Copy out the data below verbatim.

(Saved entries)
-- Start --

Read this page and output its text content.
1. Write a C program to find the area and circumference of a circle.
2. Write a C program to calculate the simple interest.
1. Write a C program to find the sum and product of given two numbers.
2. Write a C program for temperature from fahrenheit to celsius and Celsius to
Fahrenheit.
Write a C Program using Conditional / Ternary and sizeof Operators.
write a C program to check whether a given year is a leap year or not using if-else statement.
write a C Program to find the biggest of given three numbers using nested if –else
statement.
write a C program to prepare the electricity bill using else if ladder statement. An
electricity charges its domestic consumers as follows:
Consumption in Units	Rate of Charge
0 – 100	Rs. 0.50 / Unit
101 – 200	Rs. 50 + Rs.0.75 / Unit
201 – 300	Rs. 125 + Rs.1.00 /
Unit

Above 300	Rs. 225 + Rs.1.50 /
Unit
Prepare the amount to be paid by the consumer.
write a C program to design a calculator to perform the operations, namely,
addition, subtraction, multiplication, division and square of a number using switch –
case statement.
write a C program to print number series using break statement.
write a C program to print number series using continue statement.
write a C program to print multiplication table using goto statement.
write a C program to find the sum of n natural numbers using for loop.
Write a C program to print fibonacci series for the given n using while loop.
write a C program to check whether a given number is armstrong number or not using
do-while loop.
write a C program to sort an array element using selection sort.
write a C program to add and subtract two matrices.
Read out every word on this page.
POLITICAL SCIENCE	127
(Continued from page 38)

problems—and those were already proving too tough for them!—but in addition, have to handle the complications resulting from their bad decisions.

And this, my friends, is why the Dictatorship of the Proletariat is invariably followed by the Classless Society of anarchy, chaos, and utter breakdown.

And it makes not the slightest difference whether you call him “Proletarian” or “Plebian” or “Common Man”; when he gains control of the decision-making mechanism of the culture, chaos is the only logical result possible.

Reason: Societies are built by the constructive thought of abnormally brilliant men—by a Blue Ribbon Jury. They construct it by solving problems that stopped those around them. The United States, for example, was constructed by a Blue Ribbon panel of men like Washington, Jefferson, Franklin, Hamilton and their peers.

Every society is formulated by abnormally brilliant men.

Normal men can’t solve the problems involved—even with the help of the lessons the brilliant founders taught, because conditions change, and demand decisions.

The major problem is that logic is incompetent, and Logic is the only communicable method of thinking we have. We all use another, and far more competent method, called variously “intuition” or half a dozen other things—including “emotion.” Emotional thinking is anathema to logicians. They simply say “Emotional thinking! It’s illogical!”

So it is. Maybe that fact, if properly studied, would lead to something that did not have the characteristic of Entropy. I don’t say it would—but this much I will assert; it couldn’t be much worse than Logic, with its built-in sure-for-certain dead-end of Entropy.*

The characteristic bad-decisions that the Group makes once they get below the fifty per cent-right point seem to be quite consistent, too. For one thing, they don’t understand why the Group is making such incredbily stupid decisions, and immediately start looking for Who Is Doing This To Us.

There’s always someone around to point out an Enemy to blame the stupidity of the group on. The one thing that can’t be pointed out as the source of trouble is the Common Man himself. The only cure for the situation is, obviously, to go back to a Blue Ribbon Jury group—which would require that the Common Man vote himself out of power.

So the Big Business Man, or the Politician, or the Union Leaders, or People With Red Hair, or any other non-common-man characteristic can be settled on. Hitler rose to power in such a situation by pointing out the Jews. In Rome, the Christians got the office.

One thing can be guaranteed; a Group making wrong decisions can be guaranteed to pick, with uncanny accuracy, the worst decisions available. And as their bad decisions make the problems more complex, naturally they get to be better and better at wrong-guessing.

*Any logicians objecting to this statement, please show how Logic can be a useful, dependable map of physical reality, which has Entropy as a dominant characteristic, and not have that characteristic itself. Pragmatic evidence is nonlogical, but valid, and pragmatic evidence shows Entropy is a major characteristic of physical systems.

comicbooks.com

-- End --

FULL SOLUTION |
Read this page and output its text content.
1. Write a C program to find the area and circumference of a circle.
2. Write a C program to calculate the simple interest.
1. Write a C program to find the sum and product of given two numbers.
2. Write a C program for temperature from fahrenheit to celsius and Celsius to
Fahrenheit.
Write a C Program using Conditional / Ternary and sizeof Operators.
write a C program to check whether a given year is a leap year or not using if-else statement.
write a C Program to find the biggest of given three numbers using nested if –else
statement.
write a C program to prepare the electricity bill using else if ladder statement. An
electricity charges its domestic consumers as follows:
Consumption in Units	Rate of Charge
0 – 100	Rs. 0.50 / Unit
101 – 200	Rs. 50 + Rs.0.75 / Unit
201 – 300	Rs. 125 + Rs.1.00 /
Unit

Above 300	Rs. 225 + Rs.1.50 /
Unit
Prepare the amount to be paid by the consumer.
write a C program to design a calculator to perform the operations, namely,
addition, subtraction, multiplication, division and square of a number using switch –
case statement.
write a C program to print number series using break statement.
write a C program to print number series using continue statement.
write a C program to print multiplication table using goto statement.
write a C program to find the sum of n natural numbers using for loop.
Write a C program to print fibonacci series for the given n using while loop.
write a C program to check whether a given number is armstrong number or not using
do-while loop.
write a C program to sort an array element using selection sort.
write a C program to add and subtract two matrices.
Read out every word on this page.
POLITICAL SCIENCE	127
(Continued from page 38)

problems—and those were already proving too tough for them!—but in addition, have to handle the complications resulting from their bad decisions.

And this, my friends, is why the Dictatorship of the Proletariat is invariably followed by the Classless Society of anarchy, chaos, and utter breakdown.

And it makes not the slightest difference whether you call him “Proletarian” or “Plebian” or “Common Man”; when he gains control of the decision-making mechanism of the culture, chaos is the only logical result possible.

Reason: Societies are built by the constructive thought of abnormally brilliant men—by a Blue Ribbon Jury. They construct it by solving problems that stopped those around them. The United States, for example, was constructed by a Blue Ribbon panel of men like Washington, Jefferson, Franklin, Hamilton and their peers.

Every society is formulated by abnormally brilliant men.

Normal men can’t solve the problems involved—even with the help of the lessons the brilliant founders taught, because conditions change, and demand decisions.

The major problem is that logic is incompetent, and Logic is the only communicable method of thinking we have. We all use another, and far more competent method, called variously “intuition” or half a dozen other things—including “emotion.” Emotional thinking is anathema to logicians. They simply say “Emotional thinking! It’s illogical!”

So it is. Maybe that fact, if properly studied, would lead to something that did not have the characteristic of Entropy. I don’t say it would—but this much I will assert; it couldn’t be much worse than Logic, with its built-in sure-for-certain dead-end of Entropy.*

The characteristic bad-decisions that the Group makes once they get below the fifty per cent-right point seem to be quite consistent, too. For one thing, they don’t understand why the Group is making such incredbily stupid decisions, and immediately start looking for Who Is Doing This To Us.

There’s always someone around to point out an Enemy to blame the stupidity of the group on. The one thing that can’t be pointed out as the source of trouble is the Common Man himself. The only cure for the situation is, obviously, to go back to a Blue Ribbon Jury group—which would require that the Common Man vote himself out of power.

So the Big Business Man, or the Politician, or the Union Leaders, or People With Red Hair, or any other non-common-man characteristic can be settled on. Hitler rose to power in such a situation by pointing out the Jews. In Rome, the Christians got the office.

One thing can be guaranteed; a Group making wrong decisions can be guaranteed to pick, with uncanny accuracy, the worst decisions available. And as their bad decisions make the problems more complex, naturally they get to be better and better at wrong-guessing.

*Any logicians objecting to this statement, please show how Logic can be a useful, dependable map of physical reality, which has Entropy as a dominant characteristic, and not have that characteristic itself. Pragmatic evidence is nonlogical, but valid, and pragmatic evidence shows Entropy is a major characteristic of physical systems.

comicbooks.com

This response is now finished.